→ The problem
Can you quote the records word for word, from the line containing "Output each element" through the line containing "slide-title: Définitions <box>8", including both of those lines? Leave the pictures out of your answer.

→ Task material
+---+

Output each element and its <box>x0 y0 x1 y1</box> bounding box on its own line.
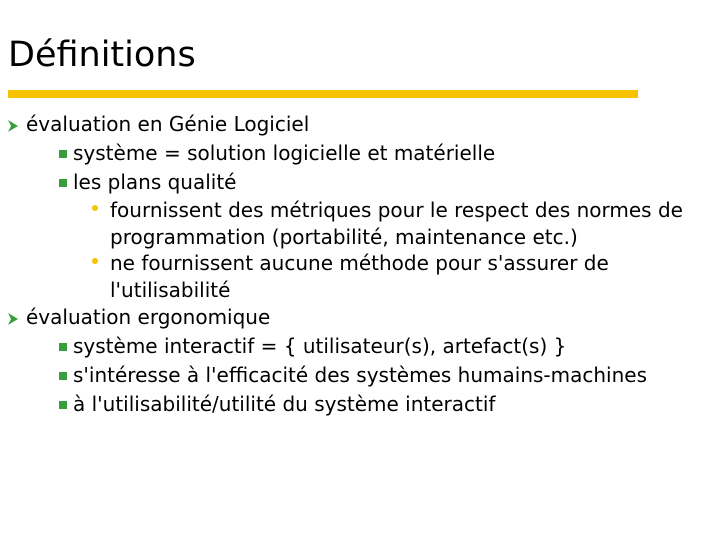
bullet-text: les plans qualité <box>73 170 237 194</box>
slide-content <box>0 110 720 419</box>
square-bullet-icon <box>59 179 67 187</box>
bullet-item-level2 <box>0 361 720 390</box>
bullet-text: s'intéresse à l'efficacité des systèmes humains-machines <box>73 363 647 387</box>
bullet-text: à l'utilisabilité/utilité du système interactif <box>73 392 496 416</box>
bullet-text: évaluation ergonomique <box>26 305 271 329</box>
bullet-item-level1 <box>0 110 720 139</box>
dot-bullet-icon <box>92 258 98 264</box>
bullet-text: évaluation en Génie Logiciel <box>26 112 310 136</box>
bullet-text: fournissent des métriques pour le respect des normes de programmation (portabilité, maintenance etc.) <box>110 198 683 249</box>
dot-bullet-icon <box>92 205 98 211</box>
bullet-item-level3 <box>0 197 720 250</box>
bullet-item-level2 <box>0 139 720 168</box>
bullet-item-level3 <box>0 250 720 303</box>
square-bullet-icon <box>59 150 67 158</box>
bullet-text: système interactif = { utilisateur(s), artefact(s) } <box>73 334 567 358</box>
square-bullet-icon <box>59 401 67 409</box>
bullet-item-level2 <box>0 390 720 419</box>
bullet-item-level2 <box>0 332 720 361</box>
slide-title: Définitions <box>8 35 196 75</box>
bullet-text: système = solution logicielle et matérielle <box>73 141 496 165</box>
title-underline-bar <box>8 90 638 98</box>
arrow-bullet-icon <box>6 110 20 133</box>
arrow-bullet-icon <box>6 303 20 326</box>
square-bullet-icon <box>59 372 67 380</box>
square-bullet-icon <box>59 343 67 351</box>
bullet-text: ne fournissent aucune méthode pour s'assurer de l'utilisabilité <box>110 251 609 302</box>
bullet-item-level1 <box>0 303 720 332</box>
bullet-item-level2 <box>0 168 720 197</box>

+---+

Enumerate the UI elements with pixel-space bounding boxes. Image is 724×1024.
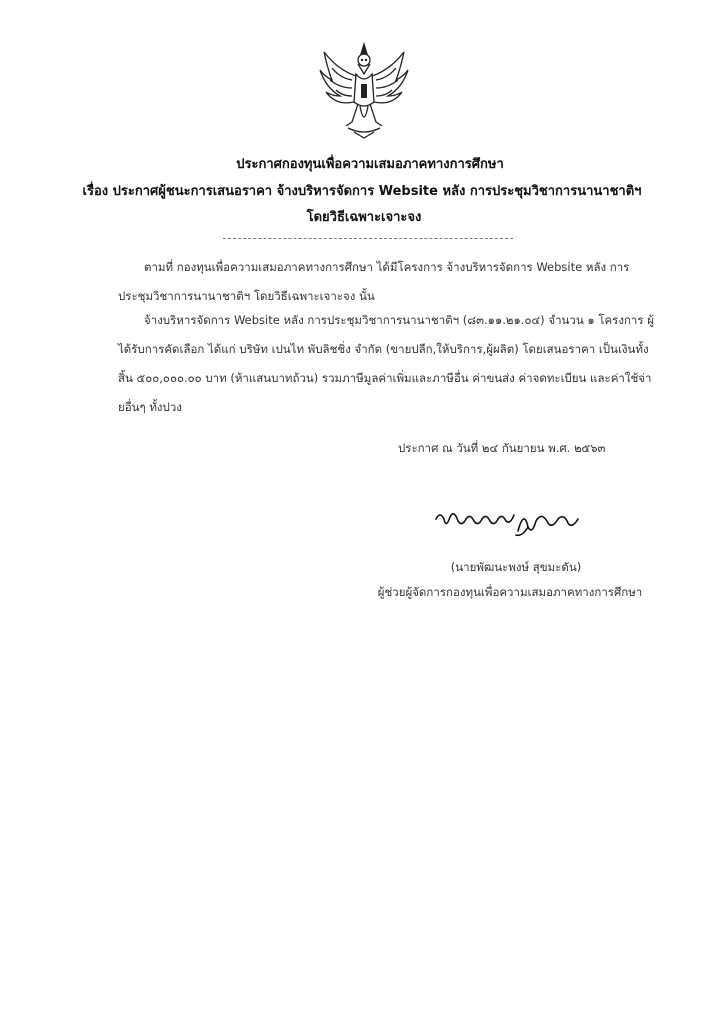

+---+

→ Final answer
Output each element and its <box>x0 y0 x1 y1</box> bounding box on its own line.
bullet-text: les plans qualité <box>73 170 237 194</box>
slide-content <box>0 110 720 419</box>
square-bullet-icon <box>59 179 67 187</box>
bullet-item-level2 <box>0 361 720 390</box>
bullet-text: s'intéresse à l'efficacité des systèmes humains-machines <box>73 363 647 387</box>
bullet-text: à l'utilisabilité/utilité du système interactif <box>73 392 496 416</box>
bullet-text: évaluation ergonomique <box>26 305 271 329</box>
bullet-item-level1 <box>0 110 720 139</box>
dot-bullet-icon <box>92 258 98 264</box>
bullet-text: évaluation en Génie Logiciel <box>26 112 310 136</box>
bullet-text: fournissent des métriques pour le respect des normes de programmation (portabilité, maintenance etc.) <box>110 198 683 249</box>
dot-bullet-icon <box>92 205 98 211</box>
bullet-item-level3 <box>0 197 720 250</box>
bullet-item-level2 <box>0 139 720 168</box>
bullet-item-level3 <box>0 250 720 303</box>
square-bullet-icon <box>59 150 67 158</box>
bullet-text: système interactif = { utilisateur(s), artefact(s) } <box>73 334 567 358</box>
square-bullet-icon <box>59 401 67 409</box>
bullet-item-level2 <box>0 390 720 419</box>
bullet-item-level2 <box>0 332 720 361</box>
slide-title: Définitions <box>8 35 196 75</box>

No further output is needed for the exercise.